─── Records supplied

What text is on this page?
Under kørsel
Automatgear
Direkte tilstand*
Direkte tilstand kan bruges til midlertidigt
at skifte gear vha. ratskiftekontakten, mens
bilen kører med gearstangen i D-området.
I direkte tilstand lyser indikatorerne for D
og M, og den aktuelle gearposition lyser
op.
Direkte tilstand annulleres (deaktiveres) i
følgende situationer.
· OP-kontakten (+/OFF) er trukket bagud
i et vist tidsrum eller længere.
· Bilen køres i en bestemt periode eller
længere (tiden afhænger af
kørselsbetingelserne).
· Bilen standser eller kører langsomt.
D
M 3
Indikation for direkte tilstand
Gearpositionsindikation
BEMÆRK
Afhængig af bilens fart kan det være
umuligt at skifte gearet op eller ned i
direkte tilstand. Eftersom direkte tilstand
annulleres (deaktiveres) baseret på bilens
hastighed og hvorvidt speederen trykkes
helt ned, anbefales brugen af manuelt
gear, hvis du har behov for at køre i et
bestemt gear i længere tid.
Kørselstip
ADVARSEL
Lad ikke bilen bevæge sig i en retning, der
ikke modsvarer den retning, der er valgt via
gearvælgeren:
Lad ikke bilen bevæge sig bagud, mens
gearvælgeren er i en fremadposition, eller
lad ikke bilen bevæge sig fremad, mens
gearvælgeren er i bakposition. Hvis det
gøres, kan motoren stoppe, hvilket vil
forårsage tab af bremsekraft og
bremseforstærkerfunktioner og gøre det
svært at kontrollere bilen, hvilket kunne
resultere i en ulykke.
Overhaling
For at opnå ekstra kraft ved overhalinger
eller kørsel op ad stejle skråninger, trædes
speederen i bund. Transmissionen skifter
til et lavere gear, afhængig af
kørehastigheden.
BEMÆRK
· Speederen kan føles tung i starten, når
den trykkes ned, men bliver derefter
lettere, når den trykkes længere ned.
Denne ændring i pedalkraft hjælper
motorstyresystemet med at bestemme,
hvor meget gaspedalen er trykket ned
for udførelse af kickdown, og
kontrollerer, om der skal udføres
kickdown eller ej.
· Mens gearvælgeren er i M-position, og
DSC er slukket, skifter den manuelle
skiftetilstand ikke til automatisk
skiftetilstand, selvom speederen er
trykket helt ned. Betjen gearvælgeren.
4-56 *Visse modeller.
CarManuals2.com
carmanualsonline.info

──────

§ **Instructions to follow**: Reproduce each record exactly, leaving nothing out.

§ **The output**:
What text is on this page?
Under kørsel
Automatgear
Direkte tilstand*
Direkte tilstand kan bruges til midlertidigt
at skifte gear vha. ratskiftekontakten, mens
bilen kører med gearstangen i D-området.
I direkte tilstand lyser indikatorerne for D
og M, og den aktuelle gearposition lyser
op.
Direkte tilstand annulleres (deaktiveres) i
følgende situationer.
· OP-kontakten (+/OFF) er trukket bagud
i et vist tidsrum eller længere.
· Bilen køres i en bestemt periode eller
længere (tiden afhænger af
kørselsbetingelserne).
· Bilen standser eller kører langsomt.
D
M 3
Indikation for direkte tilstand
Gearpositionsindikation
BEMÆRK
Afhængig af bilens fart kan det være
umuligt at skifte gearet op eller ned i
direkte tilstand. Eftersom direkte tilstand
annulleres (deaktiveres) baseret på bilens
hastighed og hvorvidt speederen trykkes
helt ned, anbefales brugen af manuelt
gear, hvis du har behov for at køre i et
bestemt gear i længere tid.
Kørselstip
ADVARSEL
Lad ikke bilen bevæge sig i en retning, der
ikke modsvarer den retning, der er valgt via
gearvælgeren:
Lad ikke bilen bevæge sig bagud, mens
gearvælgeren er i en fremadposition, eller
lad ikke bilen bevæge sig fremad, mens
gearvælgeren er i bakposition. Hvis det
gøres, kan motoren stoppe, hvilket vil
forårsage tab af bremsekraft og
bremseforstærkerfunktioner og gøre det
svært at kontrollere bilen, hvilket kunne
resultere i en ulykke.
Overhaling
For at opnå ekstra kraft ved overhalinger
eller kørsel op ad stejle skråninger, trædes
speederen i bund. Transmissionen skifter
til et lavere gear, afhængig af
kørehastigheden.
BEMÆRK
· Speederen kan føles tung i starten, når
den trykkes ned, men bliver derefter
lettere, når den trykkes længere ned.
Denne ændring i pedalkraft hjælper
motorstyresystemet med at bestemme,
hvor meget gaspedalen er trykket ned
for udførelse af kickdown, og
kontrollerer, om der skal udføres
kickdown eller ej.
· Mens gearvælgeren er i M-position, og
DSC er slukket, skifter den manuelle
skiftetilstand ikke til automatisk
skiftetilstand, selvom speederen er
trykket helt ned. Betjen gearvælgeren.
4-56 *Visse modeller.
CarManuals2.com
carmanualsonline.info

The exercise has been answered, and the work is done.